Exercise requirements — Copy every line with the string "Memory" in it.

Records for this exercise —

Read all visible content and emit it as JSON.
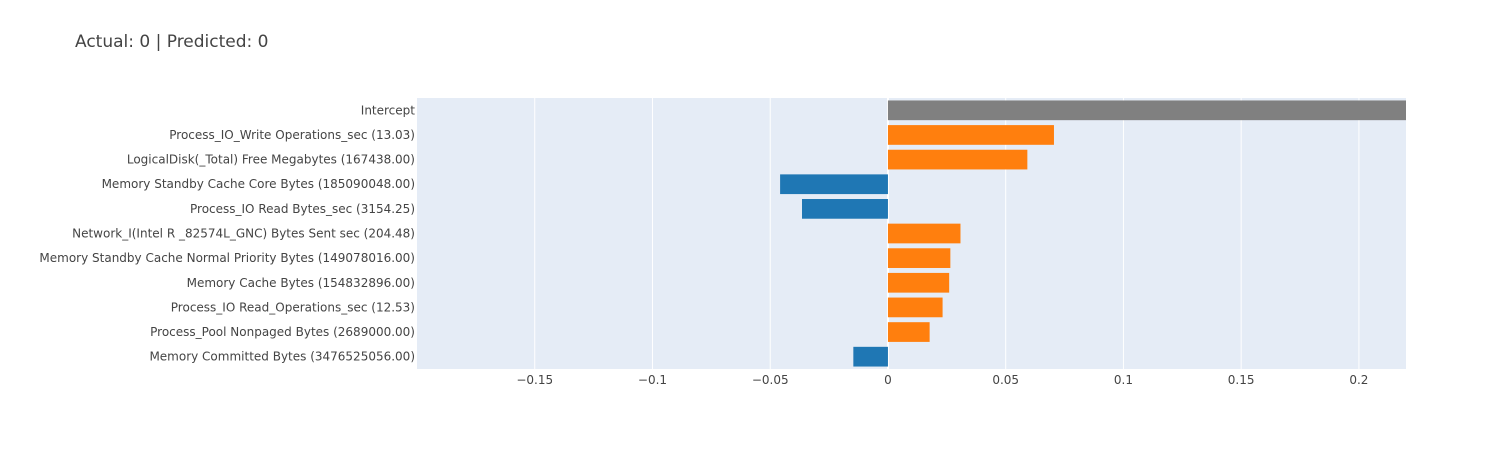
{
  "chart_data": {
    "type": "bar",
    "orientation": "horizontal",
    "title": "Actual: 0 | Predicted: 0",
    "xlabel": "",
    "ylabel": "",
    "xlim": [
      -0.2,
      0.22
    ],
    "x_ticks": [
      -0.15,
      -0.1,
      -0.05,
      0,
      0.05,
      0.1,
      0.15,
      0.2
    ],
    "x_tick_labels": [
      "−0.15",
      "−0.1",
      "−0.05",
      "0",
      "0.05",
      "0.1",
      "0.15",
      "0.2"
    ],
    "grid": true,
    "legend": "none",
    "colors": {
      "positive": "#ff7f0e",
      "negative": "#1f77b4",
      "intercept": "#808080",
      "plot_bg": "#e5ecf6",
      "grid": "#ffffff"
    },
    "bars": [
      {
        "label": "Intercept",
        "value": 0.235,
        "kind": "intercept"
      },
      {
        "label": "Process_IO_Write Operations_sec (13.03)",
        "value": 0.0705,
        "kind": "positive"
      },
      {
        "label": "LogicalDisk(_Total) Free Megabytes (167438.00)",
        "value": 0.0592,
        "kind": "positive"
      },
      {
        "label": "Memory Standby Cache Core Bytes (185090048.00)",
        "value": -0.0458,
        "kind": "negative"
      },
      {
        "label": "Process_IO Read Bytes_sec (3154.25)",
        "value": -0.0365,
        "kind": "negative"
      },
      {
        "label": "Network_I(Intel R _82574L_GNC) Bytes Sent sec (204.48)",
        "value": 0.0308,
        "kind": "positive"
      },
      {
        "label": "Memory Standby Cache Normal Priority Bytes (149078016.00)",
        "value": 0.0265,
        "kind": "positive"
      },
      {
        "label": "Memory Cache Bytes (154832896.00)",
        "value": 0.026,
        "kind": "positive"
      },
      {
        "label": "Process_IO Read_Operations_sec (12.53)",
        "value": 0.0232,
        "kind": "positive"
      },
      {
        "label": "Process_Pool Nonpaged Bytes (2689000.00)",
        "value": 0.0177,
        "kind": "positive"
      },
      {
        "label": "Memory Committed Bytes (3476525056.00)",
        "value": -0.0147,
        "kind": "negative"
      }
    ]
  }
}
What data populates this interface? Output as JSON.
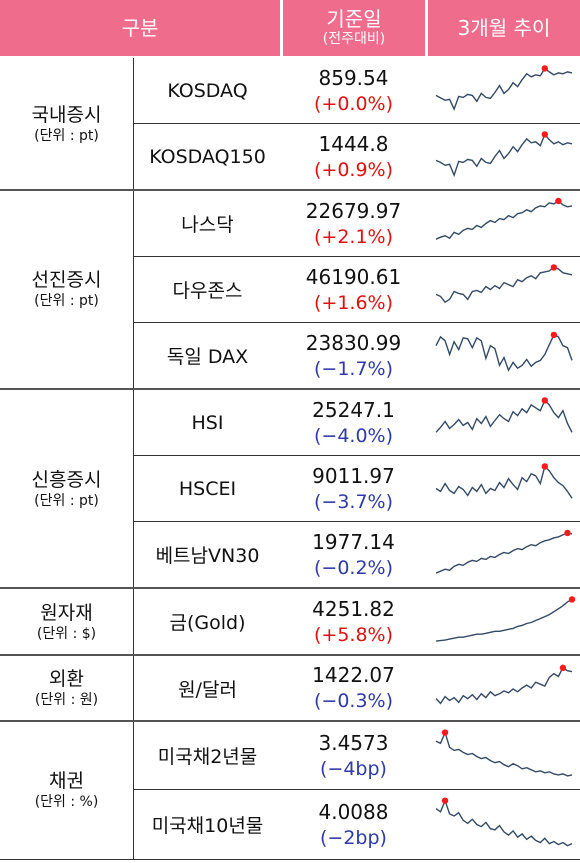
{
  "header": {
    "col_category": "구분",
    "col_value": "기준일",
    "col_value_sub": "(전주대비)",
    "col_trend": "3개월 추이"
  },
  "groups": [
    {
      "label": "국내증시",
      "unit": "(단위 : pt)"
    },
    {
      "label": "선진증시",
      "unit": "(단위 : pt)"
    },
    {
      "label": "신흥증시",
      "unit": "(단위 : pt)"
    },
    {
      "label": "원자재",
      "unit": "(단위 : $)"
    },
    {
      "label": "외환",
      "unit": "(단위 : 원)"
    },
    {
      "label": "채권",
      "unit": "(단위 : %)"
    }
  ],
  "rows": [
    {
      "name": "KOSDAQ",
      "value": "859.54",
      "change": "(+0.0%)",
      "direction": "up",
      "trend": [
        0.4,
        0.35,
        0.3,
        0.32,
        0.12,
        0.38,
        0.36,
        0.42,
        0.4,
        0.28,
        0.44,
        0.36,
        0.34,
        0.46,
        0.6,
        0.44,
        0.52,
        0.66,
        0.58,
        0.72,
        0.84,
        0.78,
        0.82,
        0.8,
        0.95,
        0.88,
        0.82,
        0.86,
        0.84,
        0.88,
        0.86
      ]
    },
    {
      "name": "KOSDAQ150",
      "value": "1444.8",
      "change": "(+0.9%)",
      "direction": "up",
      "trend": [
        0.42,
        0.38,
        0.32,
        0.34,
        0.12,
        0.4,
        0.38,
        0.44,
        0.42,
        0.3,
        0.46,
        0.38,
        0.36,
        0.5,
        0.62,
        0.46,
        0.56,
        0.7,
        0.6,
        0.74,
        0.86,
        0.78,
        0.8,
        0.72,
        0.95,
        0.84,
        0.76,
        0.8,
        0.74,
        0.78,
        0.76
      ]
    },
    {
      "name": "나스닥",
      "value": "22679.97",
      "change": "(+2.1%)",
      "direction": "up",
      "trend": [
        0.18,
        0.22,
        0.25,
        0.2,
        0.32,
        0.28,
        0.36,
        0.4,
        0.38,
        0.46,
        0.42,
        0.5,
        0.56,
        0.52,
        0.6,
        0.58,
        0.66,
        0.62,
        0.7,
        0.72,
        0.78,
        0.74,
        0.82,
        0.86,
        0.84,
        0.92,
        0.9,
        0.96,
        0.88,
        0.84,
        0.86
      ]
    },
    {
      "name": "다우존스",
      "value": "46190.61",
      "change": "(+1.6%)",
      "direction": "up",
      "trend": [
        0.4,
        0.36,
        0.24,
        0.3,
        0.46,
        0.42,
        0.4,
        0.3,
        0.46,
        0.48,
        0.44,
        0.56,
        0.5,
        0.58,
        0.52,
        0.64,
        0.6,
        0.56,
        0.7,
        0.66,
        0.74,
        0.78,
        0.72,
        0.84,
        0.86,
        0.88,
        0.95,
        0.92,
        0.84,
        0.82,
        0.8
      ]
    },
    {
      "name": "독일 DAX",
      "value": "23830.99",
      "change": "(−1.7%)",
      "direction": "down",
      "trend": [
        0.7,
        0.88,
        0.8,
        0.52,
        0.78,
        0.62,
        0.86,
        0.84,
        0.66,
        0.86,
        0.8,
        0.44,
        0.7,
        0.64,
        0.3,
        0.46,
        0.2,
        0.36,
        0.24,
        0.3,
        0.42,
        0.28,
        0.36,
        0.4,
        0.52,
        0.72,
        0.92,
        0.88,
        0.7,
        0.66,
        0.4
      ]
    },
    {
      "name": "HSI",
      "value": "25247.1",
      "change": "(−4.0%)",
      "direction": "down",
      "trend": [
        0.3,
        0.4,
        0.52,
        0.38,
        0.46,
        0.56,
        0.44,
        0.5,
        0.36,
        0.58,
        0.48,
        0.62,
        0.42,
        0.54,
        0.66,
        0.58,
        0.52,
        0.72,
        0.64,
        0.78,
        0.7,
        0.86,
        0.8,
        0.74,
        0.95,
        0.86,
        0.7,
        0.6,
        0.74,
        0.48,
        0.3
      ]
    },
    {
      "name": "HSCEI",
      "value": "9011.97",
      "change": "(−3.7%)",
      "direction": "down",
      "trend": [
        0.5,
        0.44,
        0.6,
        0.46,
        0.4,
        0.54,
        0.48,
        0.36,
        0.52,
        0.44,
        0.58,
        0.4,
        0.5,
        0.46,
        0.62,
        0.52,
        0.7,
        0.58,
        0.48,
        0.72,
        0.64,
        0.8,
        0.76,
        0.6,
        0.95,
        0.86,
        0.72,
        0.62,
        0.56,
        0.44,
        0.3
      ]
    },
    {
      "name": "베트남VN30",
      "value": "1977.14",
      "change": "(−0.2%)",
      "direction": "down",
      "trend": [
        0.12,
        0.16,
        0.2,
        0.18,
        0.26,
        0.3,
        0.28,
        0.34,
        0.38,
        0.36,
        0.42,
        0.4,
        0.46,
        0.44,
        0.5,
        0.54,
        0.52,
        0.58,
        0.62,
        0.6,
        0.66,
        0.7,
        0.68,
        0.74,
        0.78,
        0.8,
        0.84,
        0.86,
        0.9,
        0.94,
        0.92
      ]
    },
    {
      "name": "금(Gold)",
      "value": "4251.82",
      "change": "(+5.8%)",
      "direction": "up",
      "trend": [
        0.1,
        0.11,
        0.12,
        0.14,
        0.16,
        0.18,
        0.18,
        0.2,
        0.22,
        0.24,
        0.24,
        0.26,
        0.28,
        0.3,
        0.3,
        0.32,
        0.34,
        0.36,
        0.4,
        0.42,
        0.46,
        0.48,
        0.52,
        0.56,
        0.6,
        0.64,
        0.7,
        0.76,
        0.82,
        0.9,
        0.95
      ]
    },
    {
      "name": "원/달러",
      "value": "1422.07",
      "change": "(−0.3%)",
      "direction": "down",
      "trend": [
        0.28,
        0.18,
        0.32,
        0.24,
        0.3,
        0.2,
        0.34,
        0.28,
        0.36,
        0.26,
        0.38,
        0.3,
        0.42,
        0.34,
        0.38,
        0.44,
        0.4,
        0.48,
        0.42,
        0.5,
        0.56,
        0.5,
        0.62,
        0.58,
        0.54,
        0.72,
        0.8,
        0.74,
        0.92,
        0.86,
        0.84
      ]
    },
    {
      "name": "미국채2년물",
      "value": "3.4573",
      "change": "(−4bp)",
      "direction": "down",
      "trend": [
        0.78,
        0.74,
        0.95,
        0.66,
        0.6,
        0.62,
        0.56,
        0.52,
        0.54,
        0.48,
        0.44,
        0.46,
        0.4,
        0.36,
        0.38,
        0.32,
        0.28,
        0.34,
        0.3,
        0.24,
        0.26,
        0.22,
        0.18,
        0.2,
        0.16,
        0.18,
        0.14,
        0.12,
        0.14,
        0.1,
        0.12
      ]
    },
    {
      "name": "미국채10년물",
      "value": "4.0088",
      "change": "(−2bp)",
      "direction": "down",
      "trend": [
        0.8,
        0.74,
        0.95,
        0.7,
        0.66,
        0.72,
        0.58,
        0.52,
        0.6,
        0.5,
        0.46,
        0.54,
        0.42,
        0.4,
        0.48,
        0.36,
        0.3,
        0.38,
        0.26,
        0.32,
        0.22,
        0.28,
        0.2,
        0.16,
        0.24,
        0.14,
        0.18,
        0.12,
        0.16,
        0.1,
        0.14
      ]
    }
  ],
  "colors": {
    "header_bg": "#f06c8c",
    "header_text": "#ffffff",
    "up": "#e01010",
    "down": "#2e3aa8",
    "sparkline": "#334a66",
    "peak_dot": "#ff1a1a"
  },
  "icons": {
    "peak_marker": "red-dot"
  }
}
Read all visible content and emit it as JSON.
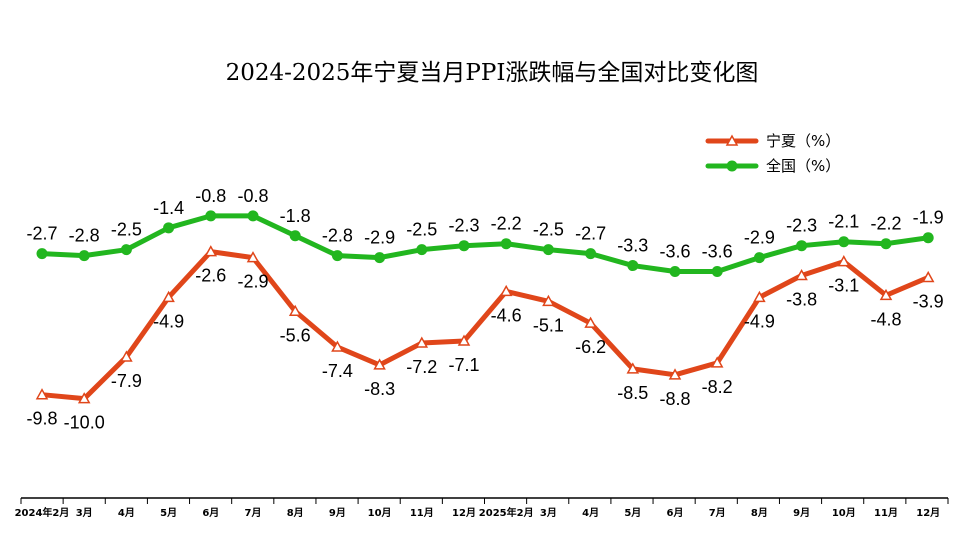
{
  "chart_data": {
    "type": "line",
    "title": "2024-2025年宁夏当月PPI涨跌幅与全国对比变化图",
    "categories": [
      "2024年2月",
      "3月",
      "4月",
      "5月",
      "6月",
      "7月",
      "8月",
      "9月",
      "10月",
      "11月",
      "12月",
      "2025年2月",
      "3月",
      "4月",
      "5月",
      "6月",
      "7月",
      "8月",
      "9月",
      "10月",
      "11月",
      "12月"
    ],
    "series": [
      {
        "name": "宁夏（%）",
        "color": "#e0461a",
        "marker": "triangle",
        "values": [
          -9.8,
          -10.0,
          -7.9,
          -4.9,
          -2.6,
          -2.9,
          -5.6,
          -7.4,
          -8.3,
          -7.2,
          -7.1,
          -4.6,
          -5.1,
          -6.2,
          -8.5,
          -8.8,
          -8.2,
          -4.9,
          -3.8,
          -3.1,
          -4.8,
          -3.9
        ]
      },
      {
        "name": "全国（%）",
        "color": "#22b61f",
        "marker": "circle",
        "values": [
          -2.7,
          -2.8,
          -2.5,
          -1.4,
          -0.8,
          -0.8,
          -1.8,
          -2.8,
          -2.9,
          -2.5,
          -2.3,
          -2.2,
          -2.5,
          -2.7,
          -3.3,
          -3.6,
          -3.6,
          -2.9,
          -2.3,
          -2.1,
          -2.2,
          -1.9
        ]
      }
    ],
    "legend_position": "top-right",
    "grid": false
  }
}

Written solution —
        "label": "Memory Standby Cache Core Bytes (185090048.00)",
        "label": "Memory Standby Cache Normal Priority Bytes (149078016.00)",
        "label": "Memory Cache Bytes (154832896.00)",
        "label": "Memory Committed Bytes (3476525056.00)",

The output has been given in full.